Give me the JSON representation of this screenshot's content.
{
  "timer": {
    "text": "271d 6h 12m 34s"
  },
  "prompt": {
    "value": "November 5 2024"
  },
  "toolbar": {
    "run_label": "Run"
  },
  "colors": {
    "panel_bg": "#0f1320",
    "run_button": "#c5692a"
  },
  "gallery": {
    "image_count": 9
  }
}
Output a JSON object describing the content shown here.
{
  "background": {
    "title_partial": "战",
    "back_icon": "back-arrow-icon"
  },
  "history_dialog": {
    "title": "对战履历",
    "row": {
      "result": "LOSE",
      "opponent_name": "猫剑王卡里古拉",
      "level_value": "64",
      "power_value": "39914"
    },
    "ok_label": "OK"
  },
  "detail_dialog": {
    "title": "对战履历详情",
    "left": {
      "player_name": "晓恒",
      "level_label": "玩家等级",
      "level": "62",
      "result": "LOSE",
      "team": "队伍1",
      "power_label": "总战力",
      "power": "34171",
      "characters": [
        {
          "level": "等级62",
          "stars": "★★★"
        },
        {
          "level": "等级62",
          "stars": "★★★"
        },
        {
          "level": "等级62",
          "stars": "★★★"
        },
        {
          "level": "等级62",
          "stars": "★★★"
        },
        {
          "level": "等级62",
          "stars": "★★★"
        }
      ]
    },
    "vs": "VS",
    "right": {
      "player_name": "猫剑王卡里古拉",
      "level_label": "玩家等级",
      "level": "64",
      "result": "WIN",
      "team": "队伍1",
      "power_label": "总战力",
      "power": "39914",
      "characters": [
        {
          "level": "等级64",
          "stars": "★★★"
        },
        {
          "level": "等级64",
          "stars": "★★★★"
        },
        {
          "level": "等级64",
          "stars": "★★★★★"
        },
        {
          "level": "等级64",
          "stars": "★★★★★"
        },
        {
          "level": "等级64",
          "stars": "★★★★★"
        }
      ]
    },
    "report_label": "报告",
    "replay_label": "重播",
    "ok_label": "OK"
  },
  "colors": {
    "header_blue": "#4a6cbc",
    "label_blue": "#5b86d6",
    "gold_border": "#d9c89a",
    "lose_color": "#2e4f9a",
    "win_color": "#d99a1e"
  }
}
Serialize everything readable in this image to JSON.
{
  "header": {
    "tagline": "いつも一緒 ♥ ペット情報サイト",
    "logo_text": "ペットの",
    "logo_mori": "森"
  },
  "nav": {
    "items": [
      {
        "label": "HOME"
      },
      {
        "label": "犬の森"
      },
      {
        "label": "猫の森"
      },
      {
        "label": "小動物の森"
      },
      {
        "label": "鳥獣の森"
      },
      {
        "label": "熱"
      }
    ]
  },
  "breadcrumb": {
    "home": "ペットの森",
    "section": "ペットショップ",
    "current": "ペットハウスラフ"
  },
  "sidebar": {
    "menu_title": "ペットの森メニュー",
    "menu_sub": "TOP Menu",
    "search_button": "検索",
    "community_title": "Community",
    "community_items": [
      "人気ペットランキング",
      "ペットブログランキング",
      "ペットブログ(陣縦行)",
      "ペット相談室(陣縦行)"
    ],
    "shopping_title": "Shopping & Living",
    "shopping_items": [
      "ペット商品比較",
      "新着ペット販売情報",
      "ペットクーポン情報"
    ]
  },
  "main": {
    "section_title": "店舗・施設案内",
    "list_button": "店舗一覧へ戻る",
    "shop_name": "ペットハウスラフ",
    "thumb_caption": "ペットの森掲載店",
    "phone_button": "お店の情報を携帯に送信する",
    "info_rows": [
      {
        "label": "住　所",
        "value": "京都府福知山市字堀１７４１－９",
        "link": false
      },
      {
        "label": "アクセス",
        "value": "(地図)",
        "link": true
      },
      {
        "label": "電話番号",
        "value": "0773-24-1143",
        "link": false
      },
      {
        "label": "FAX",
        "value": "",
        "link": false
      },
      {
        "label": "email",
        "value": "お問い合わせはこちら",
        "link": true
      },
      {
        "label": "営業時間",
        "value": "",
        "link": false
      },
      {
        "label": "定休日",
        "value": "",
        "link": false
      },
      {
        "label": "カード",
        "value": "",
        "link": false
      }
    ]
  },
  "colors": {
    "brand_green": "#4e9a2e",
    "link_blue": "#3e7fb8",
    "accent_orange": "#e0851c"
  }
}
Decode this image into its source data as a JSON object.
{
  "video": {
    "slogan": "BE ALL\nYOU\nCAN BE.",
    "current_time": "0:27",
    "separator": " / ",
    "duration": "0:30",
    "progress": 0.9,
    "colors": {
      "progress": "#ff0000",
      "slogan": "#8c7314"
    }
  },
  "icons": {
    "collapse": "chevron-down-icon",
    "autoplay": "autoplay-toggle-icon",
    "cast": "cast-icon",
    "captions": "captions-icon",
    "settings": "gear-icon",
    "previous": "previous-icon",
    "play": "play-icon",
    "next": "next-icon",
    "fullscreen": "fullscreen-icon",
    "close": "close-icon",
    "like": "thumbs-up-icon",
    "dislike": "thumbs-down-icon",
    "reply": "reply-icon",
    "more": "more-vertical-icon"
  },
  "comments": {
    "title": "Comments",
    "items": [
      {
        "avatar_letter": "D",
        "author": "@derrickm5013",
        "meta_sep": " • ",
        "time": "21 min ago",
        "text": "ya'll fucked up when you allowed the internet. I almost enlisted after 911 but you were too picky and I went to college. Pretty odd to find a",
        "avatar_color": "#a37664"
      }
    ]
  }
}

★ ★ ★ ★ ★

What the task requires: Provide the number of lines in these entries that hold the word "content", without any accompanying text.

Result: 2